>> start Records provided
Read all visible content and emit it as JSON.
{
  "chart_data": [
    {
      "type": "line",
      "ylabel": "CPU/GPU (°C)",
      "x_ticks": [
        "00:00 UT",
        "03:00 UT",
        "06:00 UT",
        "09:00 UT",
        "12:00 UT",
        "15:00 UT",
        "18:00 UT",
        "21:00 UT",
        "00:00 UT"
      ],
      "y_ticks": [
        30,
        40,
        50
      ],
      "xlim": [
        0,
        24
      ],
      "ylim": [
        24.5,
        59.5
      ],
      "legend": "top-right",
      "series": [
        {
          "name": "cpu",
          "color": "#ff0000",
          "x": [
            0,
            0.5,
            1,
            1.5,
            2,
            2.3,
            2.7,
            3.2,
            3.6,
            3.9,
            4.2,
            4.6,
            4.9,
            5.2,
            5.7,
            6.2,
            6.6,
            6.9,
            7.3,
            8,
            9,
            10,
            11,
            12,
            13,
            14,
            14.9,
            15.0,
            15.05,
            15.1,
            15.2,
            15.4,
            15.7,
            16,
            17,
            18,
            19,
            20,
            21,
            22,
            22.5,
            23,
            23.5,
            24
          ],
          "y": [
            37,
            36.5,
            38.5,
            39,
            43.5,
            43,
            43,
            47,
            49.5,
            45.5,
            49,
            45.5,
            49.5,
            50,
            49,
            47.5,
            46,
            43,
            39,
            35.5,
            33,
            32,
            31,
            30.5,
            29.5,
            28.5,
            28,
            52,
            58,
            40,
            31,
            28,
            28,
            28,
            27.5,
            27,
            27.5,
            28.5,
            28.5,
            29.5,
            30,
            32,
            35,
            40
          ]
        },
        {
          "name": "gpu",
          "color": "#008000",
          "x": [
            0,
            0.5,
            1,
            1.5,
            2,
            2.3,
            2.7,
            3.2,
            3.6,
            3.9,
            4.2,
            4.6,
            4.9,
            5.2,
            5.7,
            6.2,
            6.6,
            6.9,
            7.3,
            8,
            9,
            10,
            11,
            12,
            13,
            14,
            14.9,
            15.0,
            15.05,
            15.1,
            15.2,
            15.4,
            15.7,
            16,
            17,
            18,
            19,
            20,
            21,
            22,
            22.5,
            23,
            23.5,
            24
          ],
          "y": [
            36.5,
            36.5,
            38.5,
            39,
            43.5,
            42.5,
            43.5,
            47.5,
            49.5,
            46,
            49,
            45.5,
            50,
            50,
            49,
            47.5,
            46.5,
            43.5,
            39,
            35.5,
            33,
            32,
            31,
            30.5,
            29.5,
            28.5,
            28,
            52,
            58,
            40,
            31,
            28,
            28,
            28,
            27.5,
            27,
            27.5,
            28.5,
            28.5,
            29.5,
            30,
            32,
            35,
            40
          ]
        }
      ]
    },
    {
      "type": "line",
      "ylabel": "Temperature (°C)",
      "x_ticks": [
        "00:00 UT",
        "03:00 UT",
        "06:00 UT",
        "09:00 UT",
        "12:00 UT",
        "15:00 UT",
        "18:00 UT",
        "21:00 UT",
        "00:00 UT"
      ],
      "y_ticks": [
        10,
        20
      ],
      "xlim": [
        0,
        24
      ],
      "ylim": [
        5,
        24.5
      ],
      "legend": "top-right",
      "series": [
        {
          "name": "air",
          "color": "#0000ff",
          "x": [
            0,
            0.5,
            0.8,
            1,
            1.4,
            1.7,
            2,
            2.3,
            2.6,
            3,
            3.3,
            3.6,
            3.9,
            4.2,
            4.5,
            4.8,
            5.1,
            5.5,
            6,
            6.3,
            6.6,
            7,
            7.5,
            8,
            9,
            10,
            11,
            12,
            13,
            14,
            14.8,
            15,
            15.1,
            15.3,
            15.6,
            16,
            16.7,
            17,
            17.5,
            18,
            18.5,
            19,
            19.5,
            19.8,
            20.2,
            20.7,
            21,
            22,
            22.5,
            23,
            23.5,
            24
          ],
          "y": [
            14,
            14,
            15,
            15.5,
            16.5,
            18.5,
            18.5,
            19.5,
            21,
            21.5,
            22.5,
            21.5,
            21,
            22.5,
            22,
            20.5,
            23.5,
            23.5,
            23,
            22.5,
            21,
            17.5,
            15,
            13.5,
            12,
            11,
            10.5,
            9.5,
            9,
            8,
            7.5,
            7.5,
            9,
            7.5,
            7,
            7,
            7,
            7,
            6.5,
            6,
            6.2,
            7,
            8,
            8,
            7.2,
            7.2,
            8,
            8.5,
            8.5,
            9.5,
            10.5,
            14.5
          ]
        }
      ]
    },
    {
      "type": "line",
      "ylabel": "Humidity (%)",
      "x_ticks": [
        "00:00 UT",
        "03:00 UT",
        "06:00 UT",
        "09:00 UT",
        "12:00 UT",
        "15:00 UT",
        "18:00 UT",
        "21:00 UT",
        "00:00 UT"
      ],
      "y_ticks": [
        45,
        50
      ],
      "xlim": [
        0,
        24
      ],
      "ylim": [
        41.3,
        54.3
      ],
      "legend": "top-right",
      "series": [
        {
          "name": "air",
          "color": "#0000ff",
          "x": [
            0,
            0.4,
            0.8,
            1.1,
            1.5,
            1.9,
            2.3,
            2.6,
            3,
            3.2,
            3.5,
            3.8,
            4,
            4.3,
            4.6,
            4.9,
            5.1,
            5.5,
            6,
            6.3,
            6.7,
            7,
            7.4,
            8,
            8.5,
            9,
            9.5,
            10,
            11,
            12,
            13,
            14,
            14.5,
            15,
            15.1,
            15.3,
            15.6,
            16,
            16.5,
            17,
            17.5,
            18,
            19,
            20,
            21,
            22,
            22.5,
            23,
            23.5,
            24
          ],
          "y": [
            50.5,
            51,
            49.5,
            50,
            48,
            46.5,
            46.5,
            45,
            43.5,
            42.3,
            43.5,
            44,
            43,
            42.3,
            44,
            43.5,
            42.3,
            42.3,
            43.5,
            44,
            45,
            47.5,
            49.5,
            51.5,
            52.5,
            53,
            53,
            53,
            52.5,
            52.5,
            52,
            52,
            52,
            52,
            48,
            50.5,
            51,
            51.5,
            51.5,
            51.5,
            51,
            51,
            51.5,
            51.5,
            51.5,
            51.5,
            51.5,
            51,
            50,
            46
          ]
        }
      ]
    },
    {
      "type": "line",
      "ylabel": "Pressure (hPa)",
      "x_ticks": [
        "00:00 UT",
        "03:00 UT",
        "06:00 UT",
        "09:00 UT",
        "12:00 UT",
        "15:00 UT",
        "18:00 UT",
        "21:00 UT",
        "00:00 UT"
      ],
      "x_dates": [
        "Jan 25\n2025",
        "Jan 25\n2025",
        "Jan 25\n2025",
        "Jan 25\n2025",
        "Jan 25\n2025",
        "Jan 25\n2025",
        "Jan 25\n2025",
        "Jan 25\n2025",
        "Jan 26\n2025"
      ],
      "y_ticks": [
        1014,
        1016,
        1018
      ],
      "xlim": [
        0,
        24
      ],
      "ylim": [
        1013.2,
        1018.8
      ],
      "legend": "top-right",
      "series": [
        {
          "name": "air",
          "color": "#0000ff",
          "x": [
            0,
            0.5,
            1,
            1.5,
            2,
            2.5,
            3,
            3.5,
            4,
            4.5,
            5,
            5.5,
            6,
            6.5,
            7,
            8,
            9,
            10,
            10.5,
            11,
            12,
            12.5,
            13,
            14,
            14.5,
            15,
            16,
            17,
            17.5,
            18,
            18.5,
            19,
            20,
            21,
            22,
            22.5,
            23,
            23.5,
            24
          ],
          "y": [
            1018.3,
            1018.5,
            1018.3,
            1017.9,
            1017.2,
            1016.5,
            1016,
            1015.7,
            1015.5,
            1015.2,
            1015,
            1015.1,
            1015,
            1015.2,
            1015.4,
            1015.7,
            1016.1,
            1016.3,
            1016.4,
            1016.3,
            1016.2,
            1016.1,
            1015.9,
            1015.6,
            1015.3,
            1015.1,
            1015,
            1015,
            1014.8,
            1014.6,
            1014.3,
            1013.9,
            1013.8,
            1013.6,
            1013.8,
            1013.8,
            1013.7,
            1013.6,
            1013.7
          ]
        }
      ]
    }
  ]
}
>> end Records provided
- What you need to do -
Every line holding "ylabel" should be copied out.

- Exercise answer -
      "ylabel": "CPU/GPU (°C)",
      "ylabel": "Temperature (°C)",
      "ylabel": "Humidity (%)",
      "ylabel": "Pressure (hPa)",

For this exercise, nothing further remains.